Stored items:
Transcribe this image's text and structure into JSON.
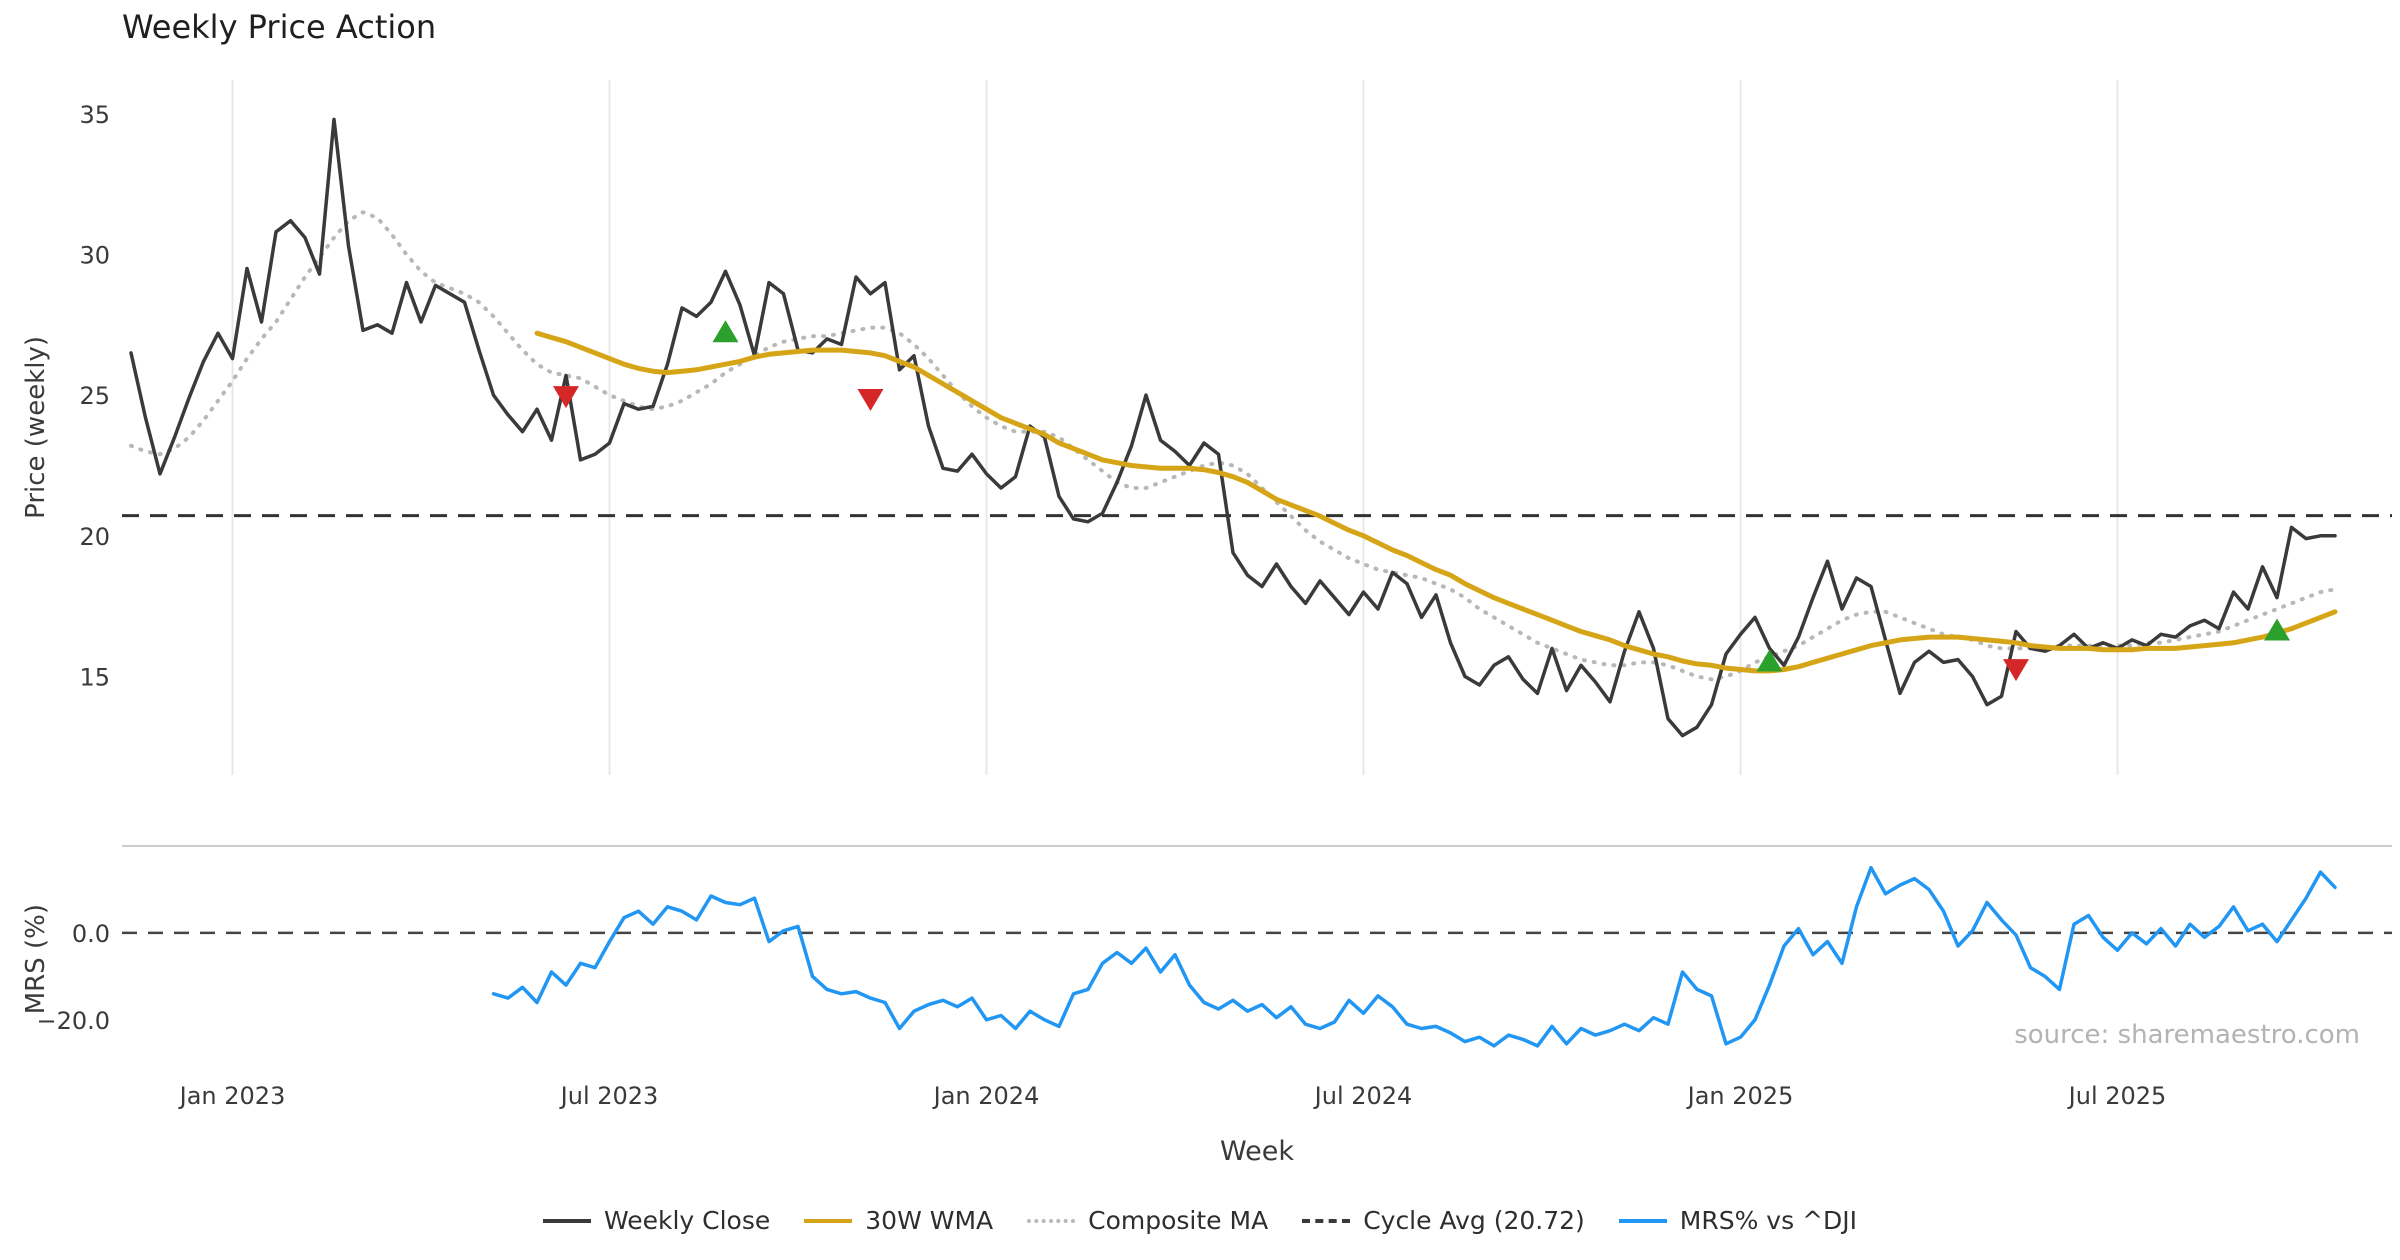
{
  "title": "Weekly Price Action",
  "source_note": "source: sharemaestro.com",
  "colors": {
    "close": "#3a3a3a",
    "wma": "#d6a517",
    "composite": "#b8b8b8",
    "cycle": "#333333",
    "mrs": "#2196f3",
    "buy": "#2ca02c",
    "sell": "#d62728",
    "grid": "#e8e8e8",
    "separator": "#cccccc",
    "tick_text": "#3a3a3a"
  },
  "legend": {
    "items": [
      {
        "label": "Weekly Close",
        "line": "solid",
        "color": "#3a3a3a"
      },
      {
        "label": "30W WMA",
        "line": "solid",
        "color": "#d6a517"
      },
      {
        "label": "Composite MA",
        "line": "dotted",
        "color": "#b8b8b8"
      },
      {
        "label": "Cycle Avg (20.72)",
        "line": "dashed",
        "color": "#3a3a3a"
      },
      {
        "label": "MRS% vs ^DJI",
        "line": "solid",
        "color": "#2196f3"
      }
    ]
  },
  "chart_data": {
    "type": "line",
    "title": "Weekly Price Action",
    "x_label": "Week",
    "x_unit": "week_index",
    "n_points": 153,
    "x_ticks": [
      {
        "i": 7,
        "label": "Jan 2023"
      },
      {
        "i": 33,
        "label": "Jul 2023"
      },
      {
        "i": 59,
        "label": "Jan 2024"
      },
      {
        "i": 85,
        "label": "Jul 2024"
      },
      {
        "i": 111,
        "label": "Jan 2025"
      },
      {
        "i": 137,
        "label": "Jul 2025"
      }
    ],
    "panels": [
      {
        "id": "price",
        "y_label": "Price (weekly)",
        "y_ticks": [
          35,
          30,
          25,
          20,
          15
        ],
        "y_range": [
          11.5,
          36.2
        ],
        "grid_vertical": true,
        "hline": {
          "value": 20.72,
          "label": "Cycle Avg (20.72)",
          "style": "dashed"
        },
        "series": [
          {
            "name": "Weekly Close",
            "color_key": "close",
            "style": "solid",
            "start_index": 0,
            "values": [
              26.5,
              24.2,
              22.2,
              23.5,
              24.9,
              26.2,
              27.2,
              26.3,
              29.5,
              27.6,
              30.8,
              31.2,
              30.6,
              29.3,
              34.8,
              30.3,
              27.3,
              27.5,
              27.2,
              29.0,
              27.6,
              28.9,
              28.6,
              28.3,
              26.6,
              25.0,
              24.3,
              23.7,
              24.5,
              23.4,
              25.7,
              22.7,
              22.9,
              23.3,
              24.7,
              24.5,
              24.6,
              26.1,
              28.1,
              27.8,
              28.3,
              29.4,
              28.2,
              26.4,
              29.0,
              28.6,
              26.6,
              26.5,
              27.0,
              26.8,
              29.2,
              28.6,
              29.0,
              25.9,
              26.4,
              23.9,
              22.4,
              22.3,
              22.9,
              22.2,
              21.7,
              22.1,
              23.9,
              23.5,
              21.4,
              20.6,
              20.5,
              20.8,
              21.9,
              23.2,
              25.0,
              23.4,
              23.0,
              22.5,
              23.3,
              22.9,
              19.4,
              18.6,
              18.2,
              19.0,
              18.2,
              17.6,
              18.4,
              17.8,
              17.2,
              18.0,
              17.4,
              18.7,
              18.3,
              17.1,
              17.9,
              16.2,
              15.0,
              14.7,
              15.4,
              15.7,
              14.9,
              14.4,
              16.0,
              14.5,
              15.4,
              14.8,
              14.1,
              15.9,
              17.3,
              16.0,
              13.5,
              12.9,
              13.2,
              14.0,
              15.8,
              16.5,
              17.1,
              16.0,
              15.4,
              16.4,
              17.8,
              19.1,
              17.4,
              18.5,
              18.2,
              16.3,
              14.4,
              15.5,
              15.9,
              15.5,
              15.6,
              15.0,
              14.0,
              14.3,
              16.6,
              16.0,
              15.9,
              16.1,
              16.5,
              16.0,
              16.2,
              16.0,
              16.3,
              16.1,
              16.5,
              16.4,
              16.8,
              17.0,
              16.7,
              18.0,
              17.4,
              18.9,
              17.8,
              20.3,
              19.9,
              20.0,
              20.0
            ]
          },
          {
            "name": "30W WMA",
            "color_key": "wma",
            "style": "solid",
            "start_index": 28,
            "values": [
              27.2,
              27.05,
              26.9,
              26.7,
              26.5,
              26.3,
              26.1,
              25.95,
              25.85,
              25.8,
              25.85,
              25.9,
              26.0,
              26.1,
              26.2,
              26.35,
              26.45,
              26.5,
              26.55,
              26.6,
              26.6,
              26.6,
              26.55,
              26.5,
              26.4,
              26.2,
              26.0,
              25.7,
              25.4,
              25.1,
              24.8,
              24.5,
              24.2,
              24.0,
              23.8,
              23.6,
              23.3,
              23.1,
              22.9,
              22.7,
              22.6,
              22.5,
              22.45,
              22.4,
              22.4,
              22.4,
              22.35,
              22.25,
              22.1,
              21.9,
              21.6,
              21.3,
              21.1,
              20.9,
              20.7,
              20.45,
              20.2,
              20.0,
              19.75,
              19.5,
              19.3,
              19.05,
              18.8,
              18.6,
              18.3,
              18.05,
              17.8,
              17.6,
              17.4,
              17.2,
              17.0,
              16.8,
              16.6,
              16.45,
              16.3,
              16.1,
              15.95,
              15.8,
              15.7,
              15.55,
              15.45,
              15.4,
              15.3,
              15.25,
              15.2,
              15.2,
              15.25,
              15.35,
              15.5,
              15.65,
              15.8,
              15.95,
              16.1,
              16.2,
              16.3,
              16.35,
              16.4,
              16.4,
              16.4,
              16.35,
              16.3,
              16.25,
              16.2,
              16.1,
              16.05,
              16.0,
              16.0,
              16.0,
              15.95,
              15.95,
              15.95,
              16.0,
              16.0,
              16.0,
              16.05,
              16.1,
              16.15,
              16.2,
              16.3,
              16.4,
              16.55,
              16.7,
              16.9,
              17.1,
              17.3
            ]
          },
          {
            "name": "Composite MA",
            "color_key": "composite",
            "style": "dotted",
            "start_index": 0,
            "values": [
              23.2,
              23.0,
              22.9,
              23.1,
              23.5,
              24.1,
              24.8,
              25.5,
              26.3,
              27.0,
              27.6,
              28.4,
              29.2,
              29.9,
              30.6,
              31.2,
              31.5,
              31.3,
              30.7,
              30.0,
              29.4,
              29.0,
              28.8,
              28.6,
              28.3,
              27.8,
              27.2,
              26.6,
              26.1,
              25.8,
              25.7,
              25.6,
              25.3,
              25.0,
              24.8,
              24.6,
              24.5,
              24.6,
              24.8,
              25.1,
              25.4,
              25.8,
              26.1,
              26.4,
              26.7,
              26.9,
              27.0,
              27.1,
              27.1,
              27.2,
              27.3,
              27.4,
              27.4,
              27.2,
              26.8,
              26.3,
              25.7,
              25.1,
              24.6,
              24.2,
              23.9,
              23.7,
              23.7,
              23.7,
              23.5,
              23.1,
              22.7,
              22.3,
              21.9,
              21.7,
              21.7,
              21.9,
              22.1,
              22.3,
              22.5,
              22.6,
              22.5,
              22.2,
              21.7,
              21.2,
              20.7,
              20.2,
              19.8,
              19.5,
              19.2,
              19.0,
              18.8,
              18.7,
              18.6,
              18.5,
              18.3,
              18.1,
              17.8,
              17.4,
              17.1,
              16.8,
              16.5,
              16.2,
              16.0,
              15.8,
              15.6,
              15.5,
              15.4,
              15.4,
              15.5,
              15.5,
              15.4,
              15.2,
              15.0,
              14.9,
              15.0,
              15.2,
              15.5,
              15.7,
              15.9,
              16.1,
              16.4,
              16.7,
              17.0,
              17.2,
              17.3,
              17.3,
              17.1,
              16.9,
              16.7,
              16.5,
              16.4,
              16.3,
              16.1,
              16.0,
              16.0,
              16.0,
              16.0,
              16.1,
              16.1,
              16.1,
              16.1,
              16.1,
              16.1,
              16.2,
              16.2,
              16.3,
              16.4,
              16.5,
              16.6,
              16.8,
              17.0,
              17.2,
              17.4,
              17.6,
              17.8,
              18.0,
              18.1
            ]
          }
        ],
        "markers": [
          {
            "signal": "sell",
            "index": 30,
            "value": 25.0
          },
          {
            "signal": "buy",
            "index": 41,
            "value": 27.2
          },
          {
            "signal": "sell",
            "index": 51,
            "value": 24.9
          },
          {
            "signal": "buy",
            "index": 113,
            "value": 15.5
          },
          {
            "signal": "sell",
            "index": 130,
            "value": 15.3
          },
          {
            "signal": "buy",
            "index": 148,
            "value": 16.6
          }
        ]
      },
      {
        "id": "mrs",
        "y_label": "MRS (%)",
        "y_ticks": [
          {
            "value": 0,
            "label": "0.0"
          },
          {
            "value": -20,
            "label": "−20.0"
          }
        ],
        "y_range": [
          -32,
          20
        ],
        "grid_vertical": false,
        "hline": {
          "value": 0,
          "style": "dashed"
        },
        "series": [
          {
            "name": "MRS% vs ^DJI",
            "color_key": "mrs",
            "style": "solid",
            "start_index": 25,
            "values": [
              -14,
              -15,
              -12.5,
              -16,
              -9,
              -12,
              -7,
              -8,
              -2,
              3.5,
              5,
              2,
              6,
              5,
              3,
              8.5,
              7,
              6.5,
              8,
              -2,
              0.5,
              1.5,
              -10,
              -13,
              -14,
              -13.5,
              -15,
              -16,
              -22,
              -18,
              -16.5,
              -15.5,
              -17,
              -15,
              -20,
              -19,
              -22,
              -18,
              -20,
              -21.5,
              -14,
              -13,
              -7,
              -4.5,
              -7,
              -3.5,
              -9,
              -5,
              -12,
              -16,
              -17.5,
              -15.5,
              -18,
              -16.5,
              -19.5,
              -17,
              -21,
              -22,
              -20.5,
              -15.5,
              -18.5,
              -14.5,
              -17,
              -21,
              -22,
              -21.5,
              -23,
              -25,
              -24,
              -26,
              -23.5,
              -24.5,
              -26,
              -21.5,
              -25.5,
              -22,
              -23.5,
              -22.5,
              -21,
              -22.5,
              -19.5,
              -21,
              -9,
              -13,
              -14.5,
              -25.5,
              -24,
              -20,
              -12,
              -3,
              1,
              -5,
              -2,
              -7,
              6,
              15,
              9,
              11,
              12.5,
              10,
              5,
              -3,
              0.5,
              7,
              3,
              -0.5,
              -8,
              -10,
              -13,
              2,
              4,
              -1,
              -4,
              0,
              -2.5,
              1,
              -3,
              2,
              -1,
              1.5,
              6,
              0.5,
              2,
              -2,
              3,
              8,
              14,
              10.5
            ]
          }
        ]
      }
    ]
  }
}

__The exercise__: Pick out the lines above containing the word "name", then copy them.

__Output for this task__:
            "name": "Weekly Close",
            "name": "30W WMA",
            "name": "Composite MA",
            "name": "MRS% vs ^DJI",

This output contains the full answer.